WHAT YOU SHOULD DO: Search the data for the string "label" and gather each line it is in.

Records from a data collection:

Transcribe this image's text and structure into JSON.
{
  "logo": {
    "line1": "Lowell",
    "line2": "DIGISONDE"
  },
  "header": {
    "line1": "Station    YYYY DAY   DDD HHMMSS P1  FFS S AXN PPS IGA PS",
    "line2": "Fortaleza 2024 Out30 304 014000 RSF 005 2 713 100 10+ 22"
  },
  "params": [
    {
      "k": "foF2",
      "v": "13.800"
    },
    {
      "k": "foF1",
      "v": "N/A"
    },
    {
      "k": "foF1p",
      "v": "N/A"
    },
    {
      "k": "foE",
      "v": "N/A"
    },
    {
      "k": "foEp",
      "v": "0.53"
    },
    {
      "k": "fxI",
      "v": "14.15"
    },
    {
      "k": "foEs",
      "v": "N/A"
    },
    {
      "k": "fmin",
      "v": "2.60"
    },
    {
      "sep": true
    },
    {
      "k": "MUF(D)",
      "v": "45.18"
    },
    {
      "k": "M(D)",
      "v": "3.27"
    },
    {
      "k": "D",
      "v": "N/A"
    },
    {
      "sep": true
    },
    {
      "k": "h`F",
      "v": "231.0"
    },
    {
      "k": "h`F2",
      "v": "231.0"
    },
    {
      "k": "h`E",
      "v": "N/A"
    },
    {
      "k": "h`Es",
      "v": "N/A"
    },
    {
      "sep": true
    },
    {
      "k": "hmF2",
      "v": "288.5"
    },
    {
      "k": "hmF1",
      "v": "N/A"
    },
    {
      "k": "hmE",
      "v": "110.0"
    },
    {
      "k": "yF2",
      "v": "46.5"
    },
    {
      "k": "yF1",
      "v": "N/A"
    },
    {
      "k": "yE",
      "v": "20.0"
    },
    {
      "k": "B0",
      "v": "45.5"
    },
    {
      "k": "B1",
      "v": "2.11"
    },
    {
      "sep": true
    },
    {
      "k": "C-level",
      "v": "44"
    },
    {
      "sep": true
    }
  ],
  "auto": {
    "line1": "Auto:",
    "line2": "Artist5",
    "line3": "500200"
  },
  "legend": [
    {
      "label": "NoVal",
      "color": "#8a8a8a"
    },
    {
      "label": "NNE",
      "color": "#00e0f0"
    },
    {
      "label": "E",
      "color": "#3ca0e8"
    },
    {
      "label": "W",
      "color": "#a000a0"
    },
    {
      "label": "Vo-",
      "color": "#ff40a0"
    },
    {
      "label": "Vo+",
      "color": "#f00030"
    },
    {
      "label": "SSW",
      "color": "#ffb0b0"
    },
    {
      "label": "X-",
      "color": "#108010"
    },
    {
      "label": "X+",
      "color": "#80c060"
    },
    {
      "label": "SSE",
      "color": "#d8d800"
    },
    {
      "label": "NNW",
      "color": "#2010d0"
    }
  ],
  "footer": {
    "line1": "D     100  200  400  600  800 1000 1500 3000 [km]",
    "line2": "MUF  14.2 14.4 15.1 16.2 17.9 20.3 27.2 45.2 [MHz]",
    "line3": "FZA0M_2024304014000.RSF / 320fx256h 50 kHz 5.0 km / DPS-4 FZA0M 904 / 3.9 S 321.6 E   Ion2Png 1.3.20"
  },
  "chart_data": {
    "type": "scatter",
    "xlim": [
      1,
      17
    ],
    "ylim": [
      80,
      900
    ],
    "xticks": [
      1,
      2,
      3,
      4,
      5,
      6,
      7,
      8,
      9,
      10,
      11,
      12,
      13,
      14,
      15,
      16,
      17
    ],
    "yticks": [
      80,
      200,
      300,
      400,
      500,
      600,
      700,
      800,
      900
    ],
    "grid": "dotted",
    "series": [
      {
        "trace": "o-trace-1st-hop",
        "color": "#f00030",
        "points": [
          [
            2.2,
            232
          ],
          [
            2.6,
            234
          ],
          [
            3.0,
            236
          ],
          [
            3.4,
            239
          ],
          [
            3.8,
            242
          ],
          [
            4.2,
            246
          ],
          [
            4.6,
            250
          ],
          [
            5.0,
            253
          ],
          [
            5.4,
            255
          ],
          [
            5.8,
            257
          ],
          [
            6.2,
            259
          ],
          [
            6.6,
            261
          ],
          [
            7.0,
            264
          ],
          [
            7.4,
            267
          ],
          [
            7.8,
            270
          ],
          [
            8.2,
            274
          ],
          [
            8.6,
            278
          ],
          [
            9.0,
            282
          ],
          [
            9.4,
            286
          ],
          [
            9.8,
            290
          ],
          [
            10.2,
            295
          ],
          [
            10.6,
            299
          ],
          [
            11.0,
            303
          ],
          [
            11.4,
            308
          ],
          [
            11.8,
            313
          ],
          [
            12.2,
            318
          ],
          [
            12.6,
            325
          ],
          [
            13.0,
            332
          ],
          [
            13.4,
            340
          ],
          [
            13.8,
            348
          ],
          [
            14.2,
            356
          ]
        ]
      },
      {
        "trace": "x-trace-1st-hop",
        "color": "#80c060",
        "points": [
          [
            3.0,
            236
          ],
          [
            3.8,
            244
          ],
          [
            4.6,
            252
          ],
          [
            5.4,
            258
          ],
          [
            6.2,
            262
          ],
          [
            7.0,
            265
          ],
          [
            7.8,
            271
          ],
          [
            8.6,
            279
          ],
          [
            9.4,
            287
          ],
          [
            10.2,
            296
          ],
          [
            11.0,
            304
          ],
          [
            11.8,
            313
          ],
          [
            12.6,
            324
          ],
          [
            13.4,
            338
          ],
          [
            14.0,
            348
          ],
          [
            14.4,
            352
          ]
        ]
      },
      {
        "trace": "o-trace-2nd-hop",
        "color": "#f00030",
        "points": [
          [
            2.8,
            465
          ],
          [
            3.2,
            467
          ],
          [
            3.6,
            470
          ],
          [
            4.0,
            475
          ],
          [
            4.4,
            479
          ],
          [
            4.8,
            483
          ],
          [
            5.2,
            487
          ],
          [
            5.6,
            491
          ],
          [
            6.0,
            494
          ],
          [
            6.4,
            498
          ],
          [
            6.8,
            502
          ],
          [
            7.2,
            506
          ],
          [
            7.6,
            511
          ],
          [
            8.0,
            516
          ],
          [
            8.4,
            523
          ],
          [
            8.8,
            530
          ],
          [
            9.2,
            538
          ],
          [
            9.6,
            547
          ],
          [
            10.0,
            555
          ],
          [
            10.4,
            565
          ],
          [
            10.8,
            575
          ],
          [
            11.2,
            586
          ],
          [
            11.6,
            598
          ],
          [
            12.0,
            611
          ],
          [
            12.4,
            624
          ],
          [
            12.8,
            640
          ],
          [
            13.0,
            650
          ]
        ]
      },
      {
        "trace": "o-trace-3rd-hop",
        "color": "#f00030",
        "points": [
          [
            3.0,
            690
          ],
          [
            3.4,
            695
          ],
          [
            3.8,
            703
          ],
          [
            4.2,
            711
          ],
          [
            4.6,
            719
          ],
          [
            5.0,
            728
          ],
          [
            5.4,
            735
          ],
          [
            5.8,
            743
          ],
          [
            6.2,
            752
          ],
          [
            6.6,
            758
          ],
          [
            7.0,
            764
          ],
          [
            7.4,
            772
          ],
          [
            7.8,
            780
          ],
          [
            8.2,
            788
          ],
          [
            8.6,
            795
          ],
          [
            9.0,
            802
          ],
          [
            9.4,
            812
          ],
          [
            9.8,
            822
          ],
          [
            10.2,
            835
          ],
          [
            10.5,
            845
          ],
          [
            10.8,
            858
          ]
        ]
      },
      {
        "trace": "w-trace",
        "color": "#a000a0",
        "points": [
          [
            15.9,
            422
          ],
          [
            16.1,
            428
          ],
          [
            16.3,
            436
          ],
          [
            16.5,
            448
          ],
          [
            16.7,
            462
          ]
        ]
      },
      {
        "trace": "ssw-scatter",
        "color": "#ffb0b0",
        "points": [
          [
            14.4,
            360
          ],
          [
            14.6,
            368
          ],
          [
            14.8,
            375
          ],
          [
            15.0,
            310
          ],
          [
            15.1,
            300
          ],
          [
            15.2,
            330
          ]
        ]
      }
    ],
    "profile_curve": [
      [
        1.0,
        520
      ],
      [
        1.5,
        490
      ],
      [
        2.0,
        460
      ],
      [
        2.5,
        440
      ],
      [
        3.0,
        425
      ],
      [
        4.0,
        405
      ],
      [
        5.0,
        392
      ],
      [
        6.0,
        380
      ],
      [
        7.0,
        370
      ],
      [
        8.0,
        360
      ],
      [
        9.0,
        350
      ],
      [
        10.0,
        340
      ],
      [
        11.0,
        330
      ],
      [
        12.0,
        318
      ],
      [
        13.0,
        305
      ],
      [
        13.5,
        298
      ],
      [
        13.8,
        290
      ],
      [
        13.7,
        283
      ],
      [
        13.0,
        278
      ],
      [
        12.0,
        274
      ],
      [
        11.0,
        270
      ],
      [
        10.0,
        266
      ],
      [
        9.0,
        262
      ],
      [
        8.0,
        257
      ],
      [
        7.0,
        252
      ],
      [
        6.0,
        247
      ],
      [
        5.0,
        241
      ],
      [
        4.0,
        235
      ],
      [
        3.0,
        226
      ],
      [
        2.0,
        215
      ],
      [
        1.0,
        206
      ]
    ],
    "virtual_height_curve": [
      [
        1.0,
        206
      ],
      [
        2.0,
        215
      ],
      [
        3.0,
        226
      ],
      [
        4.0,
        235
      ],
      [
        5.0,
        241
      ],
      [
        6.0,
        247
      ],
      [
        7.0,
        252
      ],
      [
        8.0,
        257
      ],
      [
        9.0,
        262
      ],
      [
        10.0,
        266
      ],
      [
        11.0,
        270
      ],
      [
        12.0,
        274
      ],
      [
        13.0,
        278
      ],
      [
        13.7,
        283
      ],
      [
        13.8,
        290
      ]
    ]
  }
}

WRITTEN SOLUTION:
      "label": "NoVal",
      "label": "NNE",
      "label": "E",
      "label": "W",
      "label": "Vo-",
      "label": "Vo+",
      "label": "SSW",
      "label": "X-",
      "label": "X+",
      "label": "SSE",
      "label": "NNW",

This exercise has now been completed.